**Task goal**
Look below and pull out each line with the word "structured".

** START OF Data entries **

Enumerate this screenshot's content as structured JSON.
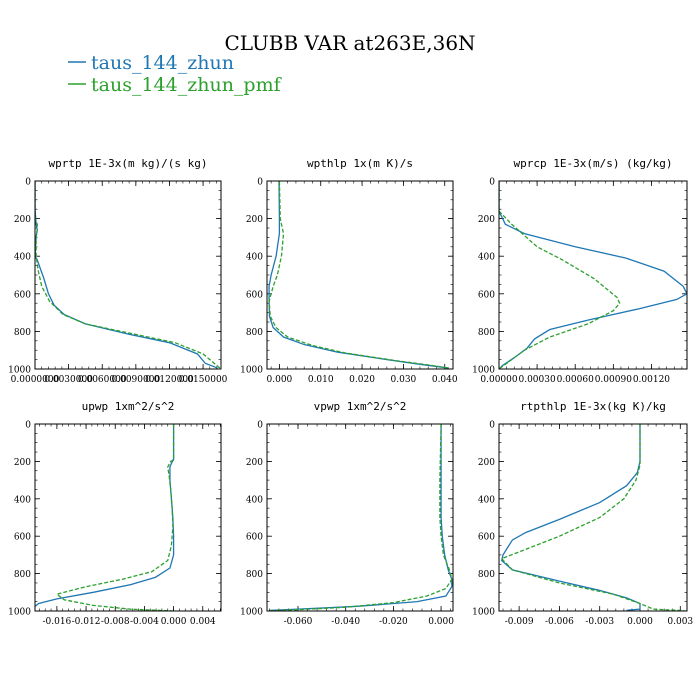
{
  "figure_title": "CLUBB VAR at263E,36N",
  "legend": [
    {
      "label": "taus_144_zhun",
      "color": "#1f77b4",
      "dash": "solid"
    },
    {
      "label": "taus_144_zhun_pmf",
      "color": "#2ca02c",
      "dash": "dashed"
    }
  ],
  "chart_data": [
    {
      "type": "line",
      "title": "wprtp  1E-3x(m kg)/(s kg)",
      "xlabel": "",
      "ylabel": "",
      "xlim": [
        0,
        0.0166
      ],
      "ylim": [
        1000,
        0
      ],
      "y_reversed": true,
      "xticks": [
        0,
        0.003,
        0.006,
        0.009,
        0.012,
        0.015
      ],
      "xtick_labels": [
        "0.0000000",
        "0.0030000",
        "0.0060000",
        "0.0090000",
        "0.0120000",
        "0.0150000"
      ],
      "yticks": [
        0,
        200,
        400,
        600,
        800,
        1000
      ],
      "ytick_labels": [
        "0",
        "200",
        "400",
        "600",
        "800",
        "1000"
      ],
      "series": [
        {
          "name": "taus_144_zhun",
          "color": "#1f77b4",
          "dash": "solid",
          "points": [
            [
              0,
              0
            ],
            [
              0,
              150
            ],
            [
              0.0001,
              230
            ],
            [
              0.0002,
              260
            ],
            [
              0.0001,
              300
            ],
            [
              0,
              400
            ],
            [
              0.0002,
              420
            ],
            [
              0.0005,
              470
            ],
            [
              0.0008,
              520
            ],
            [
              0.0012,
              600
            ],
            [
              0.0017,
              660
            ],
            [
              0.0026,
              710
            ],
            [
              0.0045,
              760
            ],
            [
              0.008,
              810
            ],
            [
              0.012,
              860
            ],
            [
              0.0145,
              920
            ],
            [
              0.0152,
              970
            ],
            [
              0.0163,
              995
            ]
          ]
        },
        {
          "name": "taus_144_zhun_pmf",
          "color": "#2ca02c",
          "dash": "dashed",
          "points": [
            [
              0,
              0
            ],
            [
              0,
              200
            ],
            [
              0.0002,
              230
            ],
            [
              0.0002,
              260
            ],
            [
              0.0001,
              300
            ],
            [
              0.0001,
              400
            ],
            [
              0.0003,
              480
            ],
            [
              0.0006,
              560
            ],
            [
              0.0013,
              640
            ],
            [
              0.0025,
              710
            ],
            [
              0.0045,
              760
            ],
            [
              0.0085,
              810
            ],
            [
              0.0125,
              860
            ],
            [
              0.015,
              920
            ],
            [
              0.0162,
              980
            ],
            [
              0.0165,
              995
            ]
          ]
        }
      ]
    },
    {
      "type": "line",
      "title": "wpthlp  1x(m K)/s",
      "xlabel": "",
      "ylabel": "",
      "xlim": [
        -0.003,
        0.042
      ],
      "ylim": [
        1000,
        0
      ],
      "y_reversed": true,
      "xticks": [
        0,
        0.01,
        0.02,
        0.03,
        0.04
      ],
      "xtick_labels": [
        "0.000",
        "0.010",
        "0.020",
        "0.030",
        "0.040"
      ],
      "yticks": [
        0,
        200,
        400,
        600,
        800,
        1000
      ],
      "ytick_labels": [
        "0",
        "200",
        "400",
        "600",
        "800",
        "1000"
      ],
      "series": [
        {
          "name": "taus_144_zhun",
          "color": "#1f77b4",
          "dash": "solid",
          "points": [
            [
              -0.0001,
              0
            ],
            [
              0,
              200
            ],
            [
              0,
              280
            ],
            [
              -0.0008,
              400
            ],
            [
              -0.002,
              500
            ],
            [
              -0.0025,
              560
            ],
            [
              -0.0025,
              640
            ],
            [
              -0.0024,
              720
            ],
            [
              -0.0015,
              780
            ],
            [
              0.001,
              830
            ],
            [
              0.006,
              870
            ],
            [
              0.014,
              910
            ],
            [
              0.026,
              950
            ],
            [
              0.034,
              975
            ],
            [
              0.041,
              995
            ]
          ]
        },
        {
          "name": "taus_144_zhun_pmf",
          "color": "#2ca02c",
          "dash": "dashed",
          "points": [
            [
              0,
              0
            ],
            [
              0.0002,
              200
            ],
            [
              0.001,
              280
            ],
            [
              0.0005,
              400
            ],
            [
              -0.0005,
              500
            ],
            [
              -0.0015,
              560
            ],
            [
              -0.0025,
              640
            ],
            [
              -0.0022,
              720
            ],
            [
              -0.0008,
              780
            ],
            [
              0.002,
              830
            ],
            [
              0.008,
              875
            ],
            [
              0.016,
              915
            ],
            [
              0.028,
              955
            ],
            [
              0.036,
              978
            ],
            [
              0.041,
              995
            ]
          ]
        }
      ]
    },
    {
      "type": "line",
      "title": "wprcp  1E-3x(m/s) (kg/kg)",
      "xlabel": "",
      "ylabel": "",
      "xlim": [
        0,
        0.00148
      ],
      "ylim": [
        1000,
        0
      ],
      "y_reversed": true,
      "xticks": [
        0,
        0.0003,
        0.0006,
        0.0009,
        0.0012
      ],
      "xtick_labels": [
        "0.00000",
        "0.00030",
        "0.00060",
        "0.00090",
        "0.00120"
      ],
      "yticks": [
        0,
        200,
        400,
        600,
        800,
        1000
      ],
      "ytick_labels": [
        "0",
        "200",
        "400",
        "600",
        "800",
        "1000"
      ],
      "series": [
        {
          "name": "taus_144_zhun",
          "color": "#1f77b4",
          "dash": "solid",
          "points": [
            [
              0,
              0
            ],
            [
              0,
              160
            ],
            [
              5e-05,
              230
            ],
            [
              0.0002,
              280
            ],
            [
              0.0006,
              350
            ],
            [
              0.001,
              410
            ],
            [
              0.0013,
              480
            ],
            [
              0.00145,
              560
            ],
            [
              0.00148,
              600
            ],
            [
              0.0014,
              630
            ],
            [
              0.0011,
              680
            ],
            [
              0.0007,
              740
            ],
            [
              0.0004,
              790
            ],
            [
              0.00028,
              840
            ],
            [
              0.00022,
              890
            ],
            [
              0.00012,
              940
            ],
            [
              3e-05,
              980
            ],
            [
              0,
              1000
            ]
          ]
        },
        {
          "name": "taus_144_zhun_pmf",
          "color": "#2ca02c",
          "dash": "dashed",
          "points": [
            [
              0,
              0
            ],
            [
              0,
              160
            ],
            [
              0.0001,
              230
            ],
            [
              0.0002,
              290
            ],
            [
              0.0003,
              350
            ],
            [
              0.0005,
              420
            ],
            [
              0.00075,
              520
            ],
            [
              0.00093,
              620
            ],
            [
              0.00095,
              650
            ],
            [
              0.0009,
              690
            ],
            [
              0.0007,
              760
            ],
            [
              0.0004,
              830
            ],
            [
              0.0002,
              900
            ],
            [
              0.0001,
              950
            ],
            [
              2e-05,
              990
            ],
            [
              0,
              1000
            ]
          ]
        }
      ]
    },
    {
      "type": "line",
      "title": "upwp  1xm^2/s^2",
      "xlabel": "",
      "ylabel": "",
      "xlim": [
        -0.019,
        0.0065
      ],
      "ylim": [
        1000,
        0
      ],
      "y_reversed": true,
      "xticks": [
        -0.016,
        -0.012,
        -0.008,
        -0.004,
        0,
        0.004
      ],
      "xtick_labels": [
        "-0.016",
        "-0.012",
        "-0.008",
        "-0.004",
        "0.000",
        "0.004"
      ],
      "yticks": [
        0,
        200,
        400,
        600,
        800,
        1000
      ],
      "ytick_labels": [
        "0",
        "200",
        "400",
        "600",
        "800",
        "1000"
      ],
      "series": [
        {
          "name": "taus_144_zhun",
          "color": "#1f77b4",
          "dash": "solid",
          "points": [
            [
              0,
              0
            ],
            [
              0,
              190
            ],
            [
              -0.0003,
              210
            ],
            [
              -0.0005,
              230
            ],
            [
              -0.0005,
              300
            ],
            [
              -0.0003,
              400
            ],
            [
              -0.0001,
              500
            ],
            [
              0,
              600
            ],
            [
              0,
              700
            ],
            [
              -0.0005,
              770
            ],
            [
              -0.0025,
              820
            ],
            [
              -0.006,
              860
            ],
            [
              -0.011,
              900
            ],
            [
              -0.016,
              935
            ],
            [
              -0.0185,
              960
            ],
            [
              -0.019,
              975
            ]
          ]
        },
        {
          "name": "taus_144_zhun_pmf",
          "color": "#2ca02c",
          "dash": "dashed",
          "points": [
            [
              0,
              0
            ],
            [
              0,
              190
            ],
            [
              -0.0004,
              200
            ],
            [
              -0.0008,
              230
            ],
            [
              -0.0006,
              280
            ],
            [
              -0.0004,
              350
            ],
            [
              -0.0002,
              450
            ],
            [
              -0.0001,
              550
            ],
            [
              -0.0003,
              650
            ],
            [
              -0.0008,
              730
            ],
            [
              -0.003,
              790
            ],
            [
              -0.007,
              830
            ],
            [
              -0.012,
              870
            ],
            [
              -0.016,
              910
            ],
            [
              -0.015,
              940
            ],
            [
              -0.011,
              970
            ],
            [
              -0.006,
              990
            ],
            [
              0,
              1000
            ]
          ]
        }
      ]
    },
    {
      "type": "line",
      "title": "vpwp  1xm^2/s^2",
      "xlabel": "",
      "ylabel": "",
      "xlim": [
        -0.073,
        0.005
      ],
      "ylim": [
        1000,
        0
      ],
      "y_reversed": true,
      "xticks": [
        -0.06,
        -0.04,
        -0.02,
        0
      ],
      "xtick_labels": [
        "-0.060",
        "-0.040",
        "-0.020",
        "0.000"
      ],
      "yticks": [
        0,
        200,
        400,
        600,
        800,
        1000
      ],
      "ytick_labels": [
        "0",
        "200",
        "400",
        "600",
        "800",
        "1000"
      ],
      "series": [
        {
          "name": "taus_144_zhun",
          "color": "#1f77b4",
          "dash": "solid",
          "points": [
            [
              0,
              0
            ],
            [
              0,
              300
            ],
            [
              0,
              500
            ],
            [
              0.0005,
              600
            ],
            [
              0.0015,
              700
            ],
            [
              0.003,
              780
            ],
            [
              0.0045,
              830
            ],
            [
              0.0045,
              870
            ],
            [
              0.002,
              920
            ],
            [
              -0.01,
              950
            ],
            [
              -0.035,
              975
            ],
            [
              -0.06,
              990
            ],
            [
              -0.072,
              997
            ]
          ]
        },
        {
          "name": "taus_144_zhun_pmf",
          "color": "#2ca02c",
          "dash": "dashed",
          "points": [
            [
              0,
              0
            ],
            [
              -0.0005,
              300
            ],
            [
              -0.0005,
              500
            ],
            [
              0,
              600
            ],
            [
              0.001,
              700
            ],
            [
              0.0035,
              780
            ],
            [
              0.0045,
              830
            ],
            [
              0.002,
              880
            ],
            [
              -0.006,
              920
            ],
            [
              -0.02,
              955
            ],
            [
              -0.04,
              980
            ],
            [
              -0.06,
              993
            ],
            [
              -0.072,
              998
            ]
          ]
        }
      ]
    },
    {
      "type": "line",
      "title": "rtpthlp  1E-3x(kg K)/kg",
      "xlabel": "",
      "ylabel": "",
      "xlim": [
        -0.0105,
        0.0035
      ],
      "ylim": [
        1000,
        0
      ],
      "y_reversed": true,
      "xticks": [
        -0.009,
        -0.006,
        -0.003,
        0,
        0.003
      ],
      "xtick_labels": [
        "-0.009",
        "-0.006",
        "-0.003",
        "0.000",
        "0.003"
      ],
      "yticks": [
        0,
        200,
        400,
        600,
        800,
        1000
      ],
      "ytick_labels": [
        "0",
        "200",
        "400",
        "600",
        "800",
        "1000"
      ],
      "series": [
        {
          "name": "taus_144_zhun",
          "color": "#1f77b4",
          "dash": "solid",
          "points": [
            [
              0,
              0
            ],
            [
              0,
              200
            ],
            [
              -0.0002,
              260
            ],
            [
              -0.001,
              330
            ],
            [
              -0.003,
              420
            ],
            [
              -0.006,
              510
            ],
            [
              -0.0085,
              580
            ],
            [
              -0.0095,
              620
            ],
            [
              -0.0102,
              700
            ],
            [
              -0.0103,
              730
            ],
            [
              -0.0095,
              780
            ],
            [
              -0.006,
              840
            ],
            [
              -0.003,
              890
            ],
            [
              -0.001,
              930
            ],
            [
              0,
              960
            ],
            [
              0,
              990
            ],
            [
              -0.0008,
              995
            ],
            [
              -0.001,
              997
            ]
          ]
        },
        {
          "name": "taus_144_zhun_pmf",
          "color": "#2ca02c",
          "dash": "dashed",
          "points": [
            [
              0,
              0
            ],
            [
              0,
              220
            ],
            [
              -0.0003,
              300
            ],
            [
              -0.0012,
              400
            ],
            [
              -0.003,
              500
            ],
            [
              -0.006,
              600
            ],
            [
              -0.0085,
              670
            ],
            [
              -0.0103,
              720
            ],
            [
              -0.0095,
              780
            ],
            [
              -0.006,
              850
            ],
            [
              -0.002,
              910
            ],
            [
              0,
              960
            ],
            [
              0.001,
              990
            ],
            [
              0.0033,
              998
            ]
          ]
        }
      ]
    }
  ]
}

** END OF Data entries **
** START OF Data entries **

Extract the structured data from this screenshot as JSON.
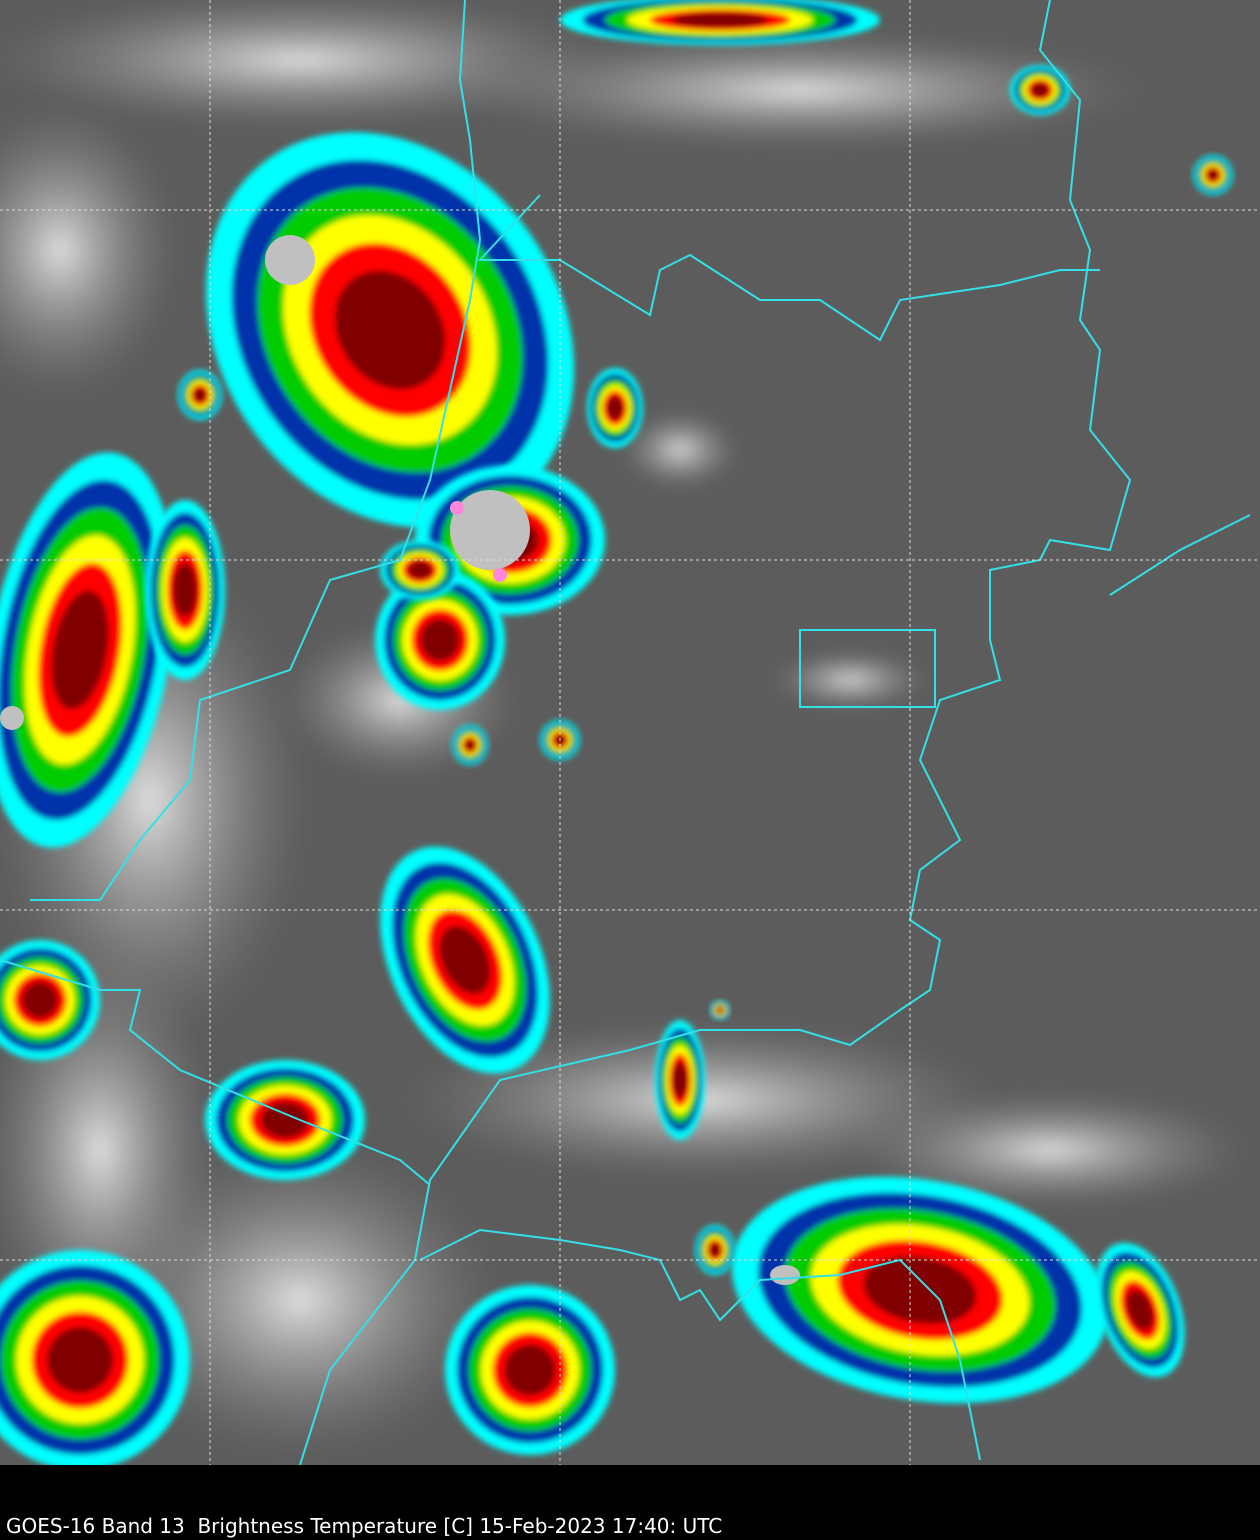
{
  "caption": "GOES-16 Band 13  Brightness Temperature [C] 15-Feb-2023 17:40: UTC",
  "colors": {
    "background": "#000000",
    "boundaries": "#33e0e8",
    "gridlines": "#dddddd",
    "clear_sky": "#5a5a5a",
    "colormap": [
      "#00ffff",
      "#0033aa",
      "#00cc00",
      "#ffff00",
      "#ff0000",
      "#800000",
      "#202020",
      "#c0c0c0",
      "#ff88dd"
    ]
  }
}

** END OF Data entries **

**Answer**
Enumerate this screenshot's content as structured JSON.
Extract the structured data from this screenshot as JSON.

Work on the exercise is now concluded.